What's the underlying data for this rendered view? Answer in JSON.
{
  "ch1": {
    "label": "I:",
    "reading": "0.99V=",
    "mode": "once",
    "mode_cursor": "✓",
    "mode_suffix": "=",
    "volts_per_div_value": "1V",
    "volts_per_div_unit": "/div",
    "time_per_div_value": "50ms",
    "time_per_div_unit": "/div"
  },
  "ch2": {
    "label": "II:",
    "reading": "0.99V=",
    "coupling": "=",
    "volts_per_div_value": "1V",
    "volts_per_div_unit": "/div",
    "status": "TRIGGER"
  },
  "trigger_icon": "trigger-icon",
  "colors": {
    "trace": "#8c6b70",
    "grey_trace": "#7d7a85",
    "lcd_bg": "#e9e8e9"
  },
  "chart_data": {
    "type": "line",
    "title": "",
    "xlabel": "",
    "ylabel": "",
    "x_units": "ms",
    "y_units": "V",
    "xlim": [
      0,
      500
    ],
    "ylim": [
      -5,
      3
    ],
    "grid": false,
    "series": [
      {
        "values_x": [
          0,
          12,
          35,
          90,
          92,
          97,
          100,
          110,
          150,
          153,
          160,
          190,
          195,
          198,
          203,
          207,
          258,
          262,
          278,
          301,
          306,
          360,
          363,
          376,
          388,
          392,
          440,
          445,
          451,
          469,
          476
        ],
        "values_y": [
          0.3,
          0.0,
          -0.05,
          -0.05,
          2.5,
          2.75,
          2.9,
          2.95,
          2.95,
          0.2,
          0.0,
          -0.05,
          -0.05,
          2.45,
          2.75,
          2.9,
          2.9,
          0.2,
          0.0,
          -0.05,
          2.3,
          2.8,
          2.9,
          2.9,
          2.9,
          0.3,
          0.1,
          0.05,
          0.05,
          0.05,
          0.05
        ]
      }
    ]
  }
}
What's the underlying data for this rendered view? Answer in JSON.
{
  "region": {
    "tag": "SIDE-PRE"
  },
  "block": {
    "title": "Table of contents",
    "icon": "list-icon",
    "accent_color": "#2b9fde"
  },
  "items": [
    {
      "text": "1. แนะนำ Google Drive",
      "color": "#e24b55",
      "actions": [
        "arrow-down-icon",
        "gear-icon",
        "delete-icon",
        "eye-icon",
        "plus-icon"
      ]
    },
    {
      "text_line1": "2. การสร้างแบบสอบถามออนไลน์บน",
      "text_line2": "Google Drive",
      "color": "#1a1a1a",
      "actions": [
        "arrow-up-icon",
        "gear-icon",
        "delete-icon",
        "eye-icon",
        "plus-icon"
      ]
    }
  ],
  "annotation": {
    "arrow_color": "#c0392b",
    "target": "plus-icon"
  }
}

◆ **STATED EXERCISE**
Set down the entries above again, word for word.

◆ **OUTPUT OF THE TASK**
What's the underlying data for this rendered view? Answer in JSON.
{
  "ch1": {
    "label": "I:",
    "reading": "0.99V=",
    "mode": "once",
    "mode_cursor": "✓",
    "mode_suffix": "=",
    "volts_per_div_value": "1V",
    "volts_per_div_unit": "/div",
    "time_per_div_value": "50ms",
    "time_per_div_unit": "/div"
  },
  "ch2": {
    "label": "II:",
    "reading": "0.99V=",
    "coupling": "=",
    "volts_per_div_value": "1V",
    "volts_per_div_unit": "/div",
    "status": "TRIGGER"
  },
  "trigger_icon": "trigger-icon",
  "colors": {
    "trace": "#8c6b70",
    "grey_trace": "#7d7a85",
    "lcd_bg": "#e9e8e9"
  },
  "chart_data": {
    "type": "line",
    "title": "",
    "xlabel": "",
    "ylabel": "",
    "x_units": "ms",
    "y_units": "V",
    "xlim": [
      0,
      500
    ],
    "ylim": [
      -5,
      3
    ],
    "grid": false,
    "series": [
      {
        "values_x": [
          0,
          12,
          35,
          90,
          92,
          97,
          100,
          110,
          150,
          153,
          160,
          190,
          195,
          198,
          203,
          207,
          258,
          262,
          278,
          301,
          306,
          360,
          363,
          376,
          388,
          392,
          440,
          445,
          451,
          469,
          476
        ],
        "values_y": [
          0.3,
          0.0,
          -0.05,
          -0.05,
          2.5,
          2.75,
          2.9,
          2.95,
          2.95,
          0.2,
          0.0,
          -0.05,
          -0.05,
          2.45,
          2.75,
          2.9,
          2.9,
          0.2,
          0.0,
          -0.05,
          2.3,
          2.8,
          2.9,
          2.9,
          2.9,
          0.3,
          0.1,
          0.05,
          0.05,
          0.05,
          0.05
        ]
      }
    ]
  }
}
What's the underlying data for this rendered view? Answer in JSON.
{
  "region": {
    "tag": "SIDE-PRE"
  },
  "block": {
    "title": "Table of contents",
    "icon": "list-icon",
    "accent_color": "#2b9fde"
  },
  "items": [
    {
      "text": "1. แนะนำ Google Drive",
      "color": "#e24b55",
      "actions": [
        "arrow-down-icon",
        "gear-icon",
        "delete-icon",
        "eye-icon",
        "plus-icon"
      ]
    },
    {
      "text_line1": "2. การสร้างแบบสอบถามออนไลน์บน",
      "text_line2": "Google Drive",
      "color": "#1a1a1a",
      "actions": [
        "arrow-up-icon",
        "gear-icon",
        "delete-icon",
        "eye-icon",
        "plus-icon"
      ]
    }
  ],
  "annotation": {
    "arrow_color": "#c0392b",
    "target": "plus-icon"
  }
}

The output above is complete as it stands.